▸ **JOB**: Emit a verbatim copy of the lines running from the line with "Read all visible content and emit it as JSON." through the end of the material below.

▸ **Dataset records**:
━━━━━━
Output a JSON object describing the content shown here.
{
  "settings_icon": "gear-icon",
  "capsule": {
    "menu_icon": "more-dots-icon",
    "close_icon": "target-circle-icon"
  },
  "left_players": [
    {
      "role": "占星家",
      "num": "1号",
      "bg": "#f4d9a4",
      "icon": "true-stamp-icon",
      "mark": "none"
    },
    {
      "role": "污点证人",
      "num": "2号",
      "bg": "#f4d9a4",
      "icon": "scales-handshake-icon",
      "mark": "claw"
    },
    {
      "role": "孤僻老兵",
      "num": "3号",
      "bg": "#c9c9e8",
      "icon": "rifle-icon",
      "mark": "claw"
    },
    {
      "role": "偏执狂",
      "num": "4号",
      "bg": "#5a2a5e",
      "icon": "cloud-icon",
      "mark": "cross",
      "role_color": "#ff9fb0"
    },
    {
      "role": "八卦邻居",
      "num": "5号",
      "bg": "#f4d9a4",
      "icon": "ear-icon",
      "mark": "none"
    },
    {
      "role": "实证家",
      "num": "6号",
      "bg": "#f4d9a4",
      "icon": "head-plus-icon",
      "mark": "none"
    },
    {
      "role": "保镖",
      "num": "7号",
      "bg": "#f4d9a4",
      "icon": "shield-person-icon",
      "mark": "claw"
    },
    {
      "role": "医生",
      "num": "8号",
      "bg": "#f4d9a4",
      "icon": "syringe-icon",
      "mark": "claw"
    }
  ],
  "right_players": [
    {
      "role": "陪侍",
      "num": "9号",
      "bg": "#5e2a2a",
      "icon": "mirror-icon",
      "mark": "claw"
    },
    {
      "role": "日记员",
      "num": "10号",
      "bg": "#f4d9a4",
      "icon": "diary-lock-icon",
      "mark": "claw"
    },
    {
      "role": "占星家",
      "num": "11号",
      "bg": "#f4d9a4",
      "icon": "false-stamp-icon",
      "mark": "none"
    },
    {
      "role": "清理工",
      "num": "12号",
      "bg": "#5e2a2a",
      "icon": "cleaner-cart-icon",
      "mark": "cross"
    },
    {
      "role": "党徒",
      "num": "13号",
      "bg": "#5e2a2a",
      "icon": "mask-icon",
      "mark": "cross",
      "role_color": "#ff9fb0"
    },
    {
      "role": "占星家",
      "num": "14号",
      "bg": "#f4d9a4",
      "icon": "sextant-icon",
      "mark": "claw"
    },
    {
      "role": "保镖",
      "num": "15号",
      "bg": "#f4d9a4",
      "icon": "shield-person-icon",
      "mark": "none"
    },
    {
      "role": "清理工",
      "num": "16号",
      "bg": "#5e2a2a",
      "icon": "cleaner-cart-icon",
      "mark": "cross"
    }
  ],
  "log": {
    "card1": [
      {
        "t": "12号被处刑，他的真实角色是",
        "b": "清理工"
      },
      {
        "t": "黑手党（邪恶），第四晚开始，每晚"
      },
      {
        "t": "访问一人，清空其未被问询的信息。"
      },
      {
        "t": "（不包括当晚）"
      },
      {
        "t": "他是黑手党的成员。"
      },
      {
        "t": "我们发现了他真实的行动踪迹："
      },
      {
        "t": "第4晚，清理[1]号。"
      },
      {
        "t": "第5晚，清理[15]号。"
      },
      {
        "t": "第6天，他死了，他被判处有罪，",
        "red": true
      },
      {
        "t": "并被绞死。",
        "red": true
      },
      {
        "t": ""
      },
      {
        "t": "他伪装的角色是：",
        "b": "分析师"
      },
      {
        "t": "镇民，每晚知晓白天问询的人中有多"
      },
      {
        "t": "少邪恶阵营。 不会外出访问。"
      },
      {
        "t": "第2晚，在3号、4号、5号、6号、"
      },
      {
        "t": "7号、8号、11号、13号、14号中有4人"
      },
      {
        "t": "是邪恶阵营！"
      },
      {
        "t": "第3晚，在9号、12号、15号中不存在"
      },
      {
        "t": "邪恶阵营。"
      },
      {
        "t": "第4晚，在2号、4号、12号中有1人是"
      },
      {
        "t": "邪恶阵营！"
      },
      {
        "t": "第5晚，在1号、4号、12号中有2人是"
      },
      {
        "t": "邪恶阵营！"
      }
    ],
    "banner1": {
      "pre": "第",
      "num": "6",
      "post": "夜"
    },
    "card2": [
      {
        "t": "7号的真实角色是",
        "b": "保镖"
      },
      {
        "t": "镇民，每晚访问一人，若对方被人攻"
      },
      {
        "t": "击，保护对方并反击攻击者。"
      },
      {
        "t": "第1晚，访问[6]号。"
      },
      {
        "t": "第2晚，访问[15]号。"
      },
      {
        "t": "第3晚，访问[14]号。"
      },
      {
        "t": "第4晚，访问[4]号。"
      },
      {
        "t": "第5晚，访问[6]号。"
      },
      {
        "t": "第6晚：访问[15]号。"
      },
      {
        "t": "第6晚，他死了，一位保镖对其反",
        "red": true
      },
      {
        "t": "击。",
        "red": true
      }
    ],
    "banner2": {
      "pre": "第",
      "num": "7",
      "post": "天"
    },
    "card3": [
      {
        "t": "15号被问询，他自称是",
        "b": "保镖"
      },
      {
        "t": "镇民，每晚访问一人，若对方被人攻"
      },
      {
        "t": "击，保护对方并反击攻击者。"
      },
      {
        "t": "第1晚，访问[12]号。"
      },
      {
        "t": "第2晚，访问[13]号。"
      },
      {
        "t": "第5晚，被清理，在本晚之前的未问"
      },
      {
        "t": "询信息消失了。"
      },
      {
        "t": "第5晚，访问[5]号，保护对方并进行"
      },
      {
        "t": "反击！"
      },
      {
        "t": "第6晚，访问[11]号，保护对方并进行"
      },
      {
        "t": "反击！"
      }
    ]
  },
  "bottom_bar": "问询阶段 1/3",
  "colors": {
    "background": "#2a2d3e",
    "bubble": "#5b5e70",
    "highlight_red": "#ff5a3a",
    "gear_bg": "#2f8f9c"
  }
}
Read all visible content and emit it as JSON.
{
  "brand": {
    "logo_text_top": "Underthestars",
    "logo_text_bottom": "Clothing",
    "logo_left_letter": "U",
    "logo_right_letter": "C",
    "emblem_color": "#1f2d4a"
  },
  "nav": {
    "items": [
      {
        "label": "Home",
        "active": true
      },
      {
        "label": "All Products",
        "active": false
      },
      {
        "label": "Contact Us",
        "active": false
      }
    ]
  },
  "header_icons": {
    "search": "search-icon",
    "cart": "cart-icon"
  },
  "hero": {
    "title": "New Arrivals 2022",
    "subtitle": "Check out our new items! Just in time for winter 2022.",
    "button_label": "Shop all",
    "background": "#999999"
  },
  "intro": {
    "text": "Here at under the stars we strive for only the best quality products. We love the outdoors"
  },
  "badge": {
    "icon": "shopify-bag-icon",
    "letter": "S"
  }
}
━━━━━━
▸ **FULL SOLUTION**:
Read all visible content and emit it as JSON.
{
  "brand": {
    "logo_text_top": "Underthestars",
    "logo_text_bottom": "Clothing",
    "logo_left_letter": "U",
    "logo_right_letter": "C",
    "emblem_color": "#1f2d4a"
  },
  "nav": {
    "items": [
      {
        "label": "Home",
        "active": true
      },
      {
        "label": "All Products",
        "active": false
      },
      {
        "label": "Contact Us",
        "active": false
      }
    ]
  },
  "header_icons": {
    "search": "search-icon",
    "cart": "cart-icon"
  },
  "hero": {
    "title": "New Arrivals 2022",
    "subtitle": "Check out our new items! Just in time for winter 2022.",
    "button_label": "Shop all",
    "background": "#999999"
  },
  "intro": {
    "text": "Here at under the stars we strive for only the best quality products. We love the outdoors"
  },
  "badge": {
    "icon": "shopify-bag-icon",
    "letter": "S"
  }
}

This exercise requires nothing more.